Directions for this task
Read through the entries below and return each line with the word "inferolateral".

Information supplied
════════════════════

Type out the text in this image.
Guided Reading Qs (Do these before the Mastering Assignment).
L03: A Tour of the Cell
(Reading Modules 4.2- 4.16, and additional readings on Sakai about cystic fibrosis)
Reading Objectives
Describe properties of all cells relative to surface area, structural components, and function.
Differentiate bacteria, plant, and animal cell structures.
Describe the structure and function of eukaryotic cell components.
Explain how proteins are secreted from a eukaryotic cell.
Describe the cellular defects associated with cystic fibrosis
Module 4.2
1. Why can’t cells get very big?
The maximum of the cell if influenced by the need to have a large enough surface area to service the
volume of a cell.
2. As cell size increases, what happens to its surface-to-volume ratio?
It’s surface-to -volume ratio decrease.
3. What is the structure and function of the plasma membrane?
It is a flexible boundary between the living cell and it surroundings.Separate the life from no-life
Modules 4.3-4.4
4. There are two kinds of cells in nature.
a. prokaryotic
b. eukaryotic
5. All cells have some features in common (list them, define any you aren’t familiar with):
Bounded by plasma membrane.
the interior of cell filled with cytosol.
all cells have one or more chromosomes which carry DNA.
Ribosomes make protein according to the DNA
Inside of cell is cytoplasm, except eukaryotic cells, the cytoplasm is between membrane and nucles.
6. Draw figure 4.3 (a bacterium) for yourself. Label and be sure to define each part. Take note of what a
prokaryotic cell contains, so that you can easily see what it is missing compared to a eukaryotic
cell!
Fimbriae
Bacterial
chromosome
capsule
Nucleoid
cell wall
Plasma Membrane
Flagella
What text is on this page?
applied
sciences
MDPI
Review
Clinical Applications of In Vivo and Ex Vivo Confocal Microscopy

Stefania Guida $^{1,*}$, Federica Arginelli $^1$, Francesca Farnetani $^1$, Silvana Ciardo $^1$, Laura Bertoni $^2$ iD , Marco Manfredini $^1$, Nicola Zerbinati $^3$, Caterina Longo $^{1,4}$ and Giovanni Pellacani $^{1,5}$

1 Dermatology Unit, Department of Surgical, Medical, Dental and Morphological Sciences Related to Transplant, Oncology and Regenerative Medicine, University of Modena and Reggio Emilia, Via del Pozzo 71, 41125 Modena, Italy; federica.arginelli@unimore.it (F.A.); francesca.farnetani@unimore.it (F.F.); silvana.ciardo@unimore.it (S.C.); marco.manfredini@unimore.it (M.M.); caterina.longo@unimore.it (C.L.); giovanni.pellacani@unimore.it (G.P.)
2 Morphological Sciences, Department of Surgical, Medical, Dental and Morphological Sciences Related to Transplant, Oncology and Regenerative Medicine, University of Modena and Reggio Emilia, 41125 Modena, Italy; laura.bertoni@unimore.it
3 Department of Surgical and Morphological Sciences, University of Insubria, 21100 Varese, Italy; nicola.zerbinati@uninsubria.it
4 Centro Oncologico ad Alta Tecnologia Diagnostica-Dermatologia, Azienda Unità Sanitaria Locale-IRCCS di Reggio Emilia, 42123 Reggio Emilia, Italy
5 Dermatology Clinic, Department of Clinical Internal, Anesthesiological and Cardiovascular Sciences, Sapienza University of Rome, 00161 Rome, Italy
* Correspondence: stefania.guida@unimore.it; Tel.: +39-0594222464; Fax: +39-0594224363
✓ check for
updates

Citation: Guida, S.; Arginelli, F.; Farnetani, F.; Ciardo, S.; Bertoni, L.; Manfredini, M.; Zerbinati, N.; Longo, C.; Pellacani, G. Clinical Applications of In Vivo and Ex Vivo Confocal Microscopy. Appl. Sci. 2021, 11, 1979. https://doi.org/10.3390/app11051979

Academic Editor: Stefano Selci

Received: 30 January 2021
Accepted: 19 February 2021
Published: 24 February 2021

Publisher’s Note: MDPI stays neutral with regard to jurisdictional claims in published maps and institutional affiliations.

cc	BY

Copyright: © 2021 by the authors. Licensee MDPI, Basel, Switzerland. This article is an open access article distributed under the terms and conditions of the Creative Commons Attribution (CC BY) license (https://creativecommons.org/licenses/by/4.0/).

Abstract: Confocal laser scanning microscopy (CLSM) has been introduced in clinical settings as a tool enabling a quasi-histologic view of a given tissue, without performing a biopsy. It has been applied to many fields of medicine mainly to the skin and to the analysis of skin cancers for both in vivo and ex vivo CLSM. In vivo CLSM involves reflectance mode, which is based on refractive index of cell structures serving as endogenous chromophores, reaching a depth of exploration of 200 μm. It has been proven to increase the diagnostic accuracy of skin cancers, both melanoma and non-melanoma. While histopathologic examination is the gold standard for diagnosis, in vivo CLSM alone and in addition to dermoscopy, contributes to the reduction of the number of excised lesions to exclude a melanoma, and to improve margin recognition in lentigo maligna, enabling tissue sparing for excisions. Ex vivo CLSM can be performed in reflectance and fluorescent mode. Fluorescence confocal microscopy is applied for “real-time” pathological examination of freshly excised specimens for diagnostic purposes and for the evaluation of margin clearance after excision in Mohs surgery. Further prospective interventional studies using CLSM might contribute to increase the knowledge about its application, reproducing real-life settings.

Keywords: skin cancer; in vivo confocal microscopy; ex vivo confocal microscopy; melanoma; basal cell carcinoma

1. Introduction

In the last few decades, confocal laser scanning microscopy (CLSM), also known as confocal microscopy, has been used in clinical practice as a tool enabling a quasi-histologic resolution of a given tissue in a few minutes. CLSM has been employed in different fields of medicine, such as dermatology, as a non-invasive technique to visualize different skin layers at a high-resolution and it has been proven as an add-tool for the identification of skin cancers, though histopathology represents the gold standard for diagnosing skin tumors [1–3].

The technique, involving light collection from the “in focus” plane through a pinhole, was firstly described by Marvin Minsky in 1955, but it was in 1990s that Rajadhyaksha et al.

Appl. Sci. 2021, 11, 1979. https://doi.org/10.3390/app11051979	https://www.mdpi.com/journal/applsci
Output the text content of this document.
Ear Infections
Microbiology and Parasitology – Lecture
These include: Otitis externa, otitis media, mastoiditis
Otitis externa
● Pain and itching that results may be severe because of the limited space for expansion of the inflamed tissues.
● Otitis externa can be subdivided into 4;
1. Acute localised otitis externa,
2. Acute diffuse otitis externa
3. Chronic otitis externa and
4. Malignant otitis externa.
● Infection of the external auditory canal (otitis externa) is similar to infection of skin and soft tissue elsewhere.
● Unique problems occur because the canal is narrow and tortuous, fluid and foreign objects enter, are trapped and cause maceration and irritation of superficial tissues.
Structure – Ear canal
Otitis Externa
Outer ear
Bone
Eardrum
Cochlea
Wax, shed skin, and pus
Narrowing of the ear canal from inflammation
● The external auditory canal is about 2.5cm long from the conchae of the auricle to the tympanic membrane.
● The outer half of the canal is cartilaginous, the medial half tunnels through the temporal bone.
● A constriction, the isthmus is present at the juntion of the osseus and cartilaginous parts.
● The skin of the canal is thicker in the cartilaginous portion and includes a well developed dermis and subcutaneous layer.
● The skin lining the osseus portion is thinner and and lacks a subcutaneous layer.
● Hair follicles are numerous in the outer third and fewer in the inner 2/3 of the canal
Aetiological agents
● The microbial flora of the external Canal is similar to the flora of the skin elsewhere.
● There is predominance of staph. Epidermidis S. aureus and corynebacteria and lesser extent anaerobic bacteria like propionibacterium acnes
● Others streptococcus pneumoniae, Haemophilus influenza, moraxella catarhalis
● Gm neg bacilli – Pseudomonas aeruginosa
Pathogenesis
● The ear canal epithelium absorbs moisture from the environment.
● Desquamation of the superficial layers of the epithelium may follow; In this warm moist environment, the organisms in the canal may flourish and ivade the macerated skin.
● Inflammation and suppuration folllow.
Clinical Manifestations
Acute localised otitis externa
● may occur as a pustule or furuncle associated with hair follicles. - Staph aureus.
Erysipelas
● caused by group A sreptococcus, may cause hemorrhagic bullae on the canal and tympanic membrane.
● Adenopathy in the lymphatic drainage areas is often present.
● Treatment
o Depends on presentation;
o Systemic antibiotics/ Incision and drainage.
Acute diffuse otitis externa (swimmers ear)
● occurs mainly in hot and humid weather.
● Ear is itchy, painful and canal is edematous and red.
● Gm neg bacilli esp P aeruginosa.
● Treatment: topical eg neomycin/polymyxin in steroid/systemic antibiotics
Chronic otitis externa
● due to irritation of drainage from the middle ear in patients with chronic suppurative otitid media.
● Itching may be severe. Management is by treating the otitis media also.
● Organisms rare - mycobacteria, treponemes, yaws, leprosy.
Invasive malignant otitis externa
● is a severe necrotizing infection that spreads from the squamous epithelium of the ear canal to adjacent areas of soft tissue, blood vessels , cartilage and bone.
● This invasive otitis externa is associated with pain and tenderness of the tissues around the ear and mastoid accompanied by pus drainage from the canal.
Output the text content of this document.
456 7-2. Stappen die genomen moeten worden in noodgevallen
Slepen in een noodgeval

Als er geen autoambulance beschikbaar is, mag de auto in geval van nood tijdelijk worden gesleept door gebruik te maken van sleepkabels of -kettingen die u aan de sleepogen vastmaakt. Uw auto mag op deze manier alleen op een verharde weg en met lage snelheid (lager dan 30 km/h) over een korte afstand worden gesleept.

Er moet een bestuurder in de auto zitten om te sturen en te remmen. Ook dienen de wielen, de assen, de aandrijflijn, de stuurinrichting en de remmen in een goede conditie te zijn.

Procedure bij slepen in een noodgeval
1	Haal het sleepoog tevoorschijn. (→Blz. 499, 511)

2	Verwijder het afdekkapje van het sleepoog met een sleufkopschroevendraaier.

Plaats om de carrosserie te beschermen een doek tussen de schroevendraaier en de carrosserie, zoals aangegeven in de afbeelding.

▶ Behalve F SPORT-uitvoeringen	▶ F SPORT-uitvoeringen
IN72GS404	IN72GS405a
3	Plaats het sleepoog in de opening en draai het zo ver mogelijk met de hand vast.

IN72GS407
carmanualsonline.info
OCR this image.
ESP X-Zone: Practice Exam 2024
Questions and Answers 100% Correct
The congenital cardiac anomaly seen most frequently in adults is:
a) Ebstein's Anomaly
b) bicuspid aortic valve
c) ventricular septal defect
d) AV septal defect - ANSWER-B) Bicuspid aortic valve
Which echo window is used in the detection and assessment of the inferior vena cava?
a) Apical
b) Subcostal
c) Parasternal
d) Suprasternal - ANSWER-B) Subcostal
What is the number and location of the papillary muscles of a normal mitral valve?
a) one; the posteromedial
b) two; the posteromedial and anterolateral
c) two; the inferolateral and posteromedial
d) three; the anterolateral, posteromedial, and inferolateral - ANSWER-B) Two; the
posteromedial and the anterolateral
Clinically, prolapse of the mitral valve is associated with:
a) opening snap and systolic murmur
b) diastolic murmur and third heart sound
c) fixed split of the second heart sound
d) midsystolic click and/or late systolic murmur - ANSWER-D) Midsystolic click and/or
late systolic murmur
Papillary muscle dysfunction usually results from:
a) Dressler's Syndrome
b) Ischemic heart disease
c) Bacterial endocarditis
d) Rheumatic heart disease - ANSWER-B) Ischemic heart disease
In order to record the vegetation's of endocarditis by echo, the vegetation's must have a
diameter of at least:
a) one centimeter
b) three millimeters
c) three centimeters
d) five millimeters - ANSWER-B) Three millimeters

════════════════════

Answer section
c) two; the inferolateral and posteromedial
d) three; the anterolateral, posteromedial, and inferolateral - ANSWER-B) Two; the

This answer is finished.